----- TASK MATERIAL -----
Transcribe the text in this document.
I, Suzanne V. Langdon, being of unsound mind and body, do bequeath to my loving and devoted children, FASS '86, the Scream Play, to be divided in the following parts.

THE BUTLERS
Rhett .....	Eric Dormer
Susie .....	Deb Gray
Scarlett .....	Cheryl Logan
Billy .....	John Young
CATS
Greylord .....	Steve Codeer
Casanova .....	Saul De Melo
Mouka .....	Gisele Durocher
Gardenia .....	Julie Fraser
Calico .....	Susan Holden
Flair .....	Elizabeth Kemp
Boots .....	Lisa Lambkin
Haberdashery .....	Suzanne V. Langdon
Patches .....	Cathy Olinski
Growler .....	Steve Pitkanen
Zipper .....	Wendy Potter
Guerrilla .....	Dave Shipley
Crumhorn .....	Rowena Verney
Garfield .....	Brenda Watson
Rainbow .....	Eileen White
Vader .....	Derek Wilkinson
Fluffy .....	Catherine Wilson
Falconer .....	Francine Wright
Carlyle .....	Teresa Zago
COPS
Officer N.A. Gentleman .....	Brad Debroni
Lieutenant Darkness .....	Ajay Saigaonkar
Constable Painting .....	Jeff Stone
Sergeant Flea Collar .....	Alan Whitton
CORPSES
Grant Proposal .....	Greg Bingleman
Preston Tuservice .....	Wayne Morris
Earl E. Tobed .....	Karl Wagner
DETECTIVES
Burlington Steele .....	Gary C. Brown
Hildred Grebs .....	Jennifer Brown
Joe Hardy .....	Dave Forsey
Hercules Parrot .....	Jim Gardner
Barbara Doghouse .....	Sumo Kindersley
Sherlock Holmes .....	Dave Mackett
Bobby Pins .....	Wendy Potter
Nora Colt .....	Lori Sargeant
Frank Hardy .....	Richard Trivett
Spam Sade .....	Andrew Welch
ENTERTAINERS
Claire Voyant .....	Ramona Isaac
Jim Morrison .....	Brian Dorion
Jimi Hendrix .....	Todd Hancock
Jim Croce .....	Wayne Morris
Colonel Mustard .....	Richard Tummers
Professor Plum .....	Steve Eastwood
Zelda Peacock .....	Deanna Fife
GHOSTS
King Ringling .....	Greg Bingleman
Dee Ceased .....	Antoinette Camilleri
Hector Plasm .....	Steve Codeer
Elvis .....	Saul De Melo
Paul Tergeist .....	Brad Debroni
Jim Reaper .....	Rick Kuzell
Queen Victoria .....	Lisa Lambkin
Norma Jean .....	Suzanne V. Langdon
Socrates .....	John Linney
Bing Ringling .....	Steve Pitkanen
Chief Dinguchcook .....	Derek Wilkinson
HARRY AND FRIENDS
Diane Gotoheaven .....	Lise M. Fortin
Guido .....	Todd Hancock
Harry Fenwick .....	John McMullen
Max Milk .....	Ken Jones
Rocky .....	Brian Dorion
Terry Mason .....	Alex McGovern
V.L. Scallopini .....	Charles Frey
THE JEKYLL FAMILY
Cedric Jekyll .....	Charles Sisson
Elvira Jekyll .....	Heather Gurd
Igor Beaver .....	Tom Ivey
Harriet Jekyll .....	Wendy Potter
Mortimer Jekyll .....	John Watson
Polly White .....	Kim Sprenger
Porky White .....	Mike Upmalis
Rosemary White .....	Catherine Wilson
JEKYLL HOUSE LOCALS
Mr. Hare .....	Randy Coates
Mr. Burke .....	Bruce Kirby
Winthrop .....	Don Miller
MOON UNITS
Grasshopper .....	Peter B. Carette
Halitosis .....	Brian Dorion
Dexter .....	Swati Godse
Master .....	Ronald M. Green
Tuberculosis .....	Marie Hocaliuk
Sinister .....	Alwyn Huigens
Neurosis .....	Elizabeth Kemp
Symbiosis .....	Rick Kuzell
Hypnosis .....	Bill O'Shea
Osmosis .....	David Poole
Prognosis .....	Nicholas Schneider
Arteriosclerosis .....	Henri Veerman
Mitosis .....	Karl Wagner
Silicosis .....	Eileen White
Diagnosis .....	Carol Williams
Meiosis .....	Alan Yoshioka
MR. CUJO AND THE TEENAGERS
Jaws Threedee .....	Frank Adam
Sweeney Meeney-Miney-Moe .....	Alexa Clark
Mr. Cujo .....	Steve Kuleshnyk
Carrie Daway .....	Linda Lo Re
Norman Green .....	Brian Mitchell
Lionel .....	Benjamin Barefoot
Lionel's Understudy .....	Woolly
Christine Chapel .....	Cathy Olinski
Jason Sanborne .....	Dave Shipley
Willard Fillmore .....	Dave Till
-----
----- TASK MATERIAL -----
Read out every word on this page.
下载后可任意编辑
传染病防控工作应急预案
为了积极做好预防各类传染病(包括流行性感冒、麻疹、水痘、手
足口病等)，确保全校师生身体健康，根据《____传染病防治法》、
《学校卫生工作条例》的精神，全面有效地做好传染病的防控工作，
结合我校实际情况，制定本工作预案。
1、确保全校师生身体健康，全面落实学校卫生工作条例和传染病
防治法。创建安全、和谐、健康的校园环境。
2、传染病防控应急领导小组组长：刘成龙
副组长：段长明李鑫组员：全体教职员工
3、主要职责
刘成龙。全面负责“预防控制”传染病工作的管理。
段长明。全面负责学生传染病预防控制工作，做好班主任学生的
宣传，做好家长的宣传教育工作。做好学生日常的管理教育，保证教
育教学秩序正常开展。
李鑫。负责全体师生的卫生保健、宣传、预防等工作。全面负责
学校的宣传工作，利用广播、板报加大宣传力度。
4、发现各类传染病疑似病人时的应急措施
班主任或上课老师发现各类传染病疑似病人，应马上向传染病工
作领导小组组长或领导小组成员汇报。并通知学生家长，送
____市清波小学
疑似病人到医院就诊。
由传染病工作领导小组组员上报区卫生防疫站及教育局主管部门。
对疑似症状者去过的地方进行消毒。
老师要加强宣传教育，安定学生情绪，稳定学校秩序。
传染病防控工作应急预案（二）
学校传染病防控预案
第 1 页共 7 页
-----
----- TASK MATERIAL -----
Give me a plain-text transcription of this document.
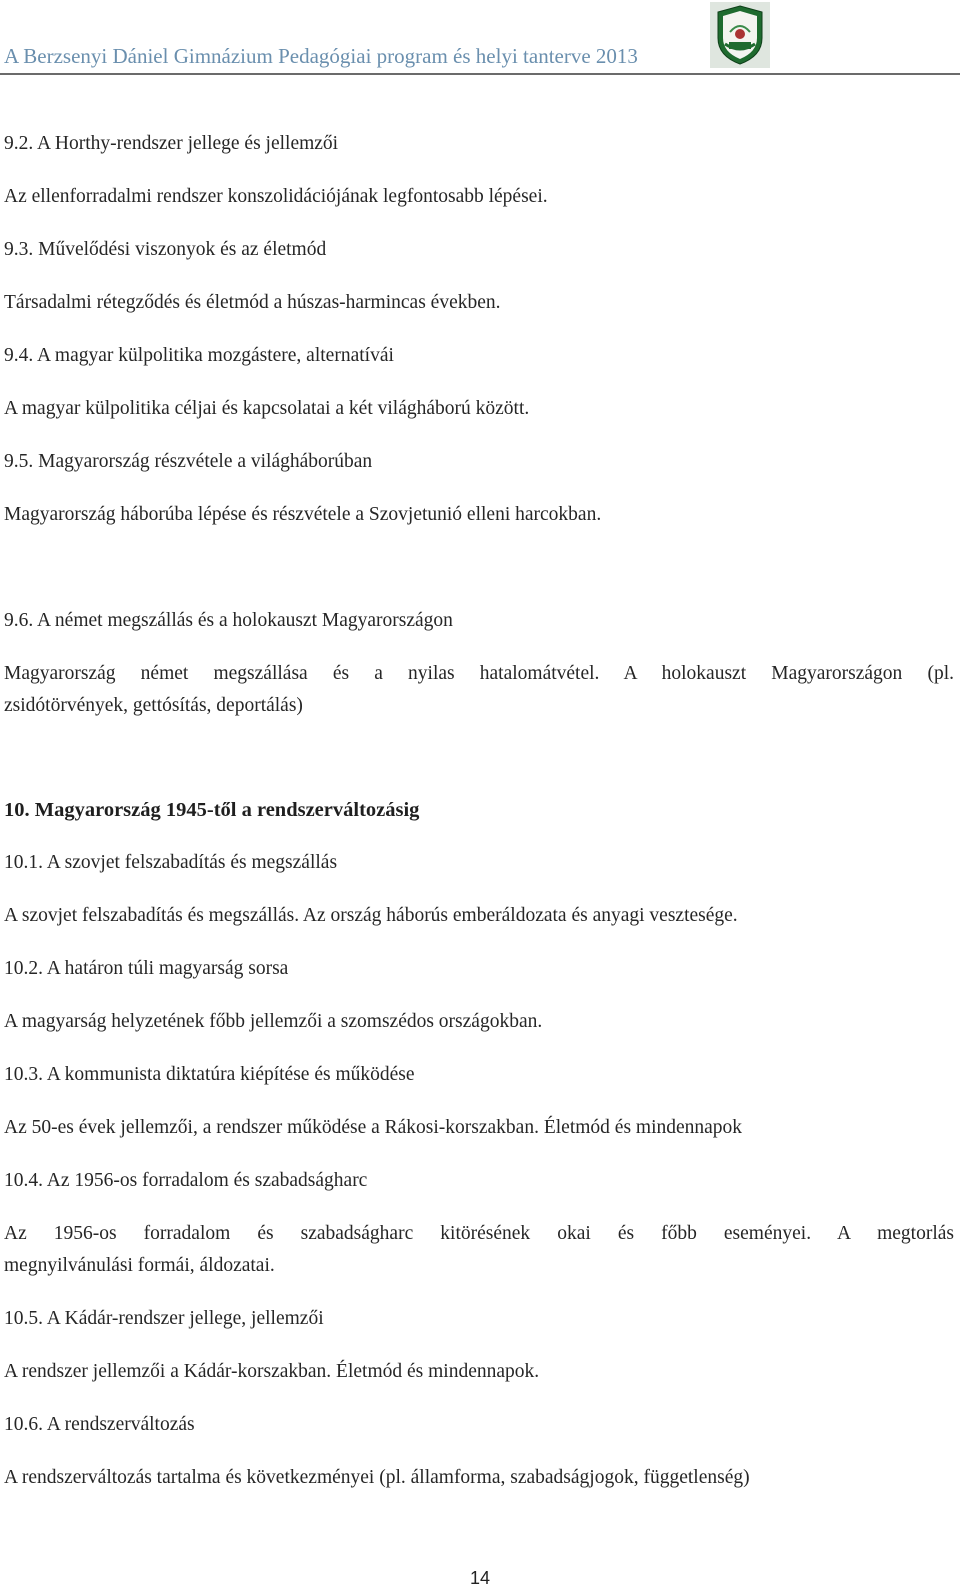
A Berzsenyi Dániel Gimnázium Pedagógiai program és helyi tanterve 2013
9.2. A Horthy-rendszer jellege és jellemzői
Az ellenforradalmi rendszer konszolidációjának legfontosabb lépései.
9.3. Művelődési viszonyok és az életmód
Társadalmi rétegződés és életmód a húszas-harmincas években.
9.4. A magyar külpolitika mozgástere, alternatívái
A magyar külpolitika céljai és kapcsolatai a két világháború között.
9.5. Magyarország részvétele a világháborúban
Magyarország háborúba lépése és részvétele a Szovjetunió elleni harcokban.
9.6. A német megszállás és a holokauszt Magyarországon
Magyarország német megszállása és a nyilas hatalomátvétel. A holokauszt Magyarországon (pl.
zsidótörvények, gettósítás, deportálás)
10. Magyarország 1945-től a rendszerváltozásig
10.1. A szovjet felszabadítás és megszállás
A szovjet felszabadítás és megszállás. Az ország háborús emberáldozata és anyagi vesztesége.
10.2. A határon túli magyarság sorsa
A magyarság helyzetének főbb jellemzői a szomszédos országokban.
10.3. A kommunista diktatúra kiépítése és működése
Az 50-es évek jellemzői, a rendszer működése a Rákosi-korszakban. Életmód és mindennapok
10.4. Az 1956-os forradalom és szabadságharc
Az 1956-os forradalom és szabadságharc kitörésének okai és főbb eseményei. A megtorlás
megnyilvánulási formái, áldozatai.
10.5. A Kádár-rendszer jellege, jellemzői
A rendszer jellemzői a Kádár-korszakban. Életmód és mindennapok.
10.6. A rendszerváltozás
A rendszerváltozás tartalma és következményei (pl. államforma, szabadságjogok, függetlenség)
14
-----
=== WRITTEN PROBLEM ===
Only lines with "Dorion" are wanted here; list each of them.

=== TASK ANSWER ===
Jim Morrison .....	Brian Dorion
Rocky .....	Brian Dorion
Halitosis .....	Brian Dorion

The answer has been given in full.